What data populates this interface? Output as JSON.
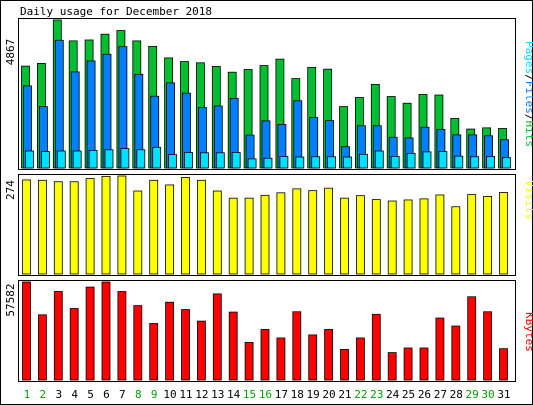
{
  "title": "Daily usage for December 2018",
  "colors": {
    "background": "#ffffff",
    "panel": "#ffffff",
    "hits": "#00c030",
    "files": "#0080ff",
    "pages": "#00e0ff",
    "visits": "#ffff00",
    "kbytes": "#ff0000",
    "weekend_label": "#00a000",
    "weekday_label": "#000000"
  },
  "chart_data": [
    {
      "type": "bar",
      "name_note": "hits/files/pages",
      "y_max_label": "4867",
      "legend": [
        "Pages",
        "Files",
        "Hits"
      ],
      "legend_separator": "/",
      "categories": [
        "1",
        "2",
        "3",
        "4",
        "5",
        "6",
        "7",
        "8",
        "9",
        "10",
        "11",
        "12",
        "13",
        "14",
        "15",
        "16",
        "17",
        "18",
        "19",
        "20",
        "21",
        "22",
        "23",
        "24",
        "25",
        "26",
        "27",
        "28",
        "29",
        "30",
        "31"
      ],
      "weekend_days": [
        "1",
        "2",
        "8",
        "9",
        "15",
        "16",
        "22",
        "23",
        "29",
        "30"
      ],
      "ylim": [
        0,
        4867
      ],
      "series": [
        {
          "name": "Hits",
          "values": [
            3350,
            3440,
            4867,
            4180,
            4210,
            4400,
            4520,
            4180,
            4000,
            3620,
            3500,
            3460,
            3340,
            3150,
            3240,
            3370,
            3580,
            2940,
            3310,
            3250,
            2020,
            2320,
            2750,
            2350,
            2130,
            2420,
            2400,
            1630,
            1280,
            1320,
            1300
          ]
        },
        {
          "name": "Files",
          "values": [
            2700,
            2020,
            4200,
            3160,
            3520,
            3740,
            3990,
            3080,
            2360,
            2800,
            2460,
            1990,
            2040,
            2290,
            1080,
            1550,
            1430,
            2210,
            1660,
            1560,
            700,
            1390,
            1390,
            1010,
            990,
            1340,
            1270,
            1090,
            1090,
            1060,
            930
          ]
        },
        {
          "name": "Pages",
          "values": [
            560,
            540,
            560,
            560,
            580,
            600,
            640,
            600,
            680,
            440,
            510,
            500,
            500,
            510,
            300,
            320,
            380,
            360,
            370,
            370,
            360,
            450,
            560,
            380,
            480,
            530,
            540,
            390,
            370,
            380,
            340
          ]
        }
      ]
    },
    {
      "type": "bar",
      "y_max_label": "274",
      "legend": [
        "Visits"
      ],
      "categories": [
        "1",
        "2",
        "3",
        "4",
        "5",
        "6",
        "7",
        "8",
        "9",
        "10",
        "11",
        "12",
        "13",
        "14",
        "15",
        "16",
        "17",
        "18",
        "19",
        "20",
        "21",
        "22",
        "23",
        "24",
        "25",
        "26",
        "27",
        "28",
        "29",
        "30",
        "31"
      ],
      "ylim": [
        0,
        274
      ],
      "series": [
        {
          "name": "Visits",
          "values": [
            263,
            262,
            258,
            258,
            267,
            273,
            274,
            232,
            262,
            249,
            270,
            262,
            232,
            212,
            212,
            220,
            227,
            238,
            233,
            240,
            212,
            219,
            208,
            204,
            207,
            210,
            221,
            188,
            222,
            217,
            228
          ]
        }
      ]
    },
    {
      "type": "bar",
      "y_max_label": "57582",
      "legend": [
        "KBytes"
      ],
      "categories": [
        "1",
        "2",
        "3",
        "4",
        "5",
        "6",
        "7",
        "8",
        "9",
        "10",
        "11",
        "12",
        "13",
        "14",
        "15",
        "16",
        "17",
        "18",
        "19",
        "20",
        "21",
        "22",
        "23",
        "24",
        "25",
        "26",
        "27",
        "28",
        "29",
        "30",
        "31"
      ],
      "ylim": [
        0,
        57582
      ],
      "series": [
        {
          "name": "KBytes",
          "values": [
            57582,
            38300,
            52000,
            42000,
            54600,
            57582,
            52000,
            43700,
            33200,
            45700,
            41400,
            34600,
            50600,
            39900,
            22100,
            29700,
            24700,
            40100,
            26500,
            29700,
            18000,
            24700,
            38600,
            16100,
            18800,
            18800,
            36400,
            31700,
            48900,
            40100,
            18400
          ]
        }
      ]
    }
  ]
}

- **Exercise details**: Give every record back exactly as it reads, with no images.

- **Exercise solution**:
What data populates this interface? Output as JSON.
{
  "title": "Daily usage for December 2018",
  "colors": {
    "background": "#ffffff",
    "panel": "#ffffff",
    "hits": "#00c030",
    "files": "#0080ff",
    "pages": "#00e0ff",
    "visits": "#ffff00",
    "kbytes": "#ff0000",
    "weekend_label": "#00a000",
    "weekday_label": "#000000"
  },
  "chart_data": [
    {
      "type": "bar",
      "name_note": "hits/files/pages",
      "y_max_label": "4867",
      "legend": [
        "Pages",
        "Files",
        "Hits"
      ],
      "legend_separator": "/",
      "categories": [
        "1",
        "2",
        "3",
        "4",
        "5",
        "6",
        "7",
        "8",
        "9",
        "10",
        "11",
        "12",
        "13",
        "14",
        "15",
        "16",
        "17",
        "18",
        "19",
        "20",
        "21",
        "22",
        "23",
        "24",
        "25",
        "26",
        "27",
        "28",
        "29",
        "30",
        "31"
      ],
      "weekend_days": [
        "1",
        "2",
        "8",
        "9",
        "15",
        "16",
        "22",
        "23",
        "29",
        "30"
      ],
      "ylim": [
        0,
        4867
      ],
      "series": [
        {
          "name": "Hits",
          "values": [
            3350,
            3440,
            4867,
            4180,
            4210,
            4400,
            4520,
            4180,
            4000,
            3620,
            3500,
            3460,
            3340,
            3150,
            3240,
            3370,
            3580,
            2940,
            3310,
            3250,
            2020,
            2320,
            2750,
            2350,
            2130,
            2420,
            2400,
            1630,
            1280,
            1320,
            1300
          ]
        },
        {
          "name": "Files",
          "values": [
            2700,
            2020,
            4200,
            3160,
            3520,
            3740,
            3990,
            3080,
            2360,
            2800,
            2460,
            1990,
            2040,
            2290,
            1080,
            1550,
            1430,
            2210,
            1660,
            1560,
            700,
            1390,
            1390,
            1010,
            990,
            1340,
            1270,
            1090,
            1090,
            1060,
            930
          ]
        },
        {
          "name": "Pages",
          "values": [
            560,
            540,
            560,
            560,
            580,
            600,
            640,
            600,
            680,
            440,
            510,
            500,
            500,
            510,
            300,
            320,
            380,
            360,
            370,
            370,
            360,
            450,
            560,
            380,
            480,
            530,
            540,
            390,
            370,
            380,
            340
          ]
        }
      ]
    },
    {
      "type": "bar",
      "y_max_label": "274",
      "legend": [
        "Visits"
      ],
      "categories": [
        "1",
        "2",
        "3",
        "4",
        "5",
        "6",
        "7",
        "8",
        "9",
        "10",
        "11",
        "12",
        "13",
        "14",
        "15",
        "16",
        "17",
        "18",
        "19",
        "20",
        "21",
        "22",
        "23",
        "24",
        "25",
        "26",
        "27",
        "28",
        "29",
        "30",
        "31"
      ],
      "ylim": [
        0,
        274
      ],
      "series": [
        {
          "name": "Visits",
          "values": [
            263,
            262,
            258,
            258,
            267,
            273,
            274,
            232,
            262,
            249,
            270,
            262,
            232,
            212,
            212,
            220,
            227,
            238,
            233,
            240,
            212,
            219,
            208,
            204,
            207,
            210,
            221,
            188,
            222,
            217,
            228
          ]
        }
      ]
    },
    {
      "type": "bar",
      "y_max_label": "57582",
      "legend": [
        "KBytes"
      ],
      "categories": [
        "1",
        "2",
        "3",
        "4",
        "5",
        "6",
        "7",
        "8",
        "9",
        "10",
        "11",
        "12",
        "13",
        "14",
        "15",
        "16",
        "17",
        "18",
        "19",
        "20",
        "21",
        "22",
        "23",
        "24",
        "25",
        "26",
        "27",
        "28",
        "29",
        "30",
        "31"
      ],
      "ylim": [
        0,
        57582
      ],
      "series": [
        {
          "name": "KBytes",
          "values": [
            57582,
            38300,
            52000,
            42000,
            54600,
            57582,
            52000,
            43700,
            33200,
            45700,
            41400,
            34600,
            50600,
            39900,
            22100,
            29700,
            24700,
            40100,
            26500,
            29700,
            18000,
            24700,
            38600,
            16100,
            18800,
            18800,
            36400,
            31700,
            48900,
            40100,
            18400
          ]
        }
      ]
    }
  ]
}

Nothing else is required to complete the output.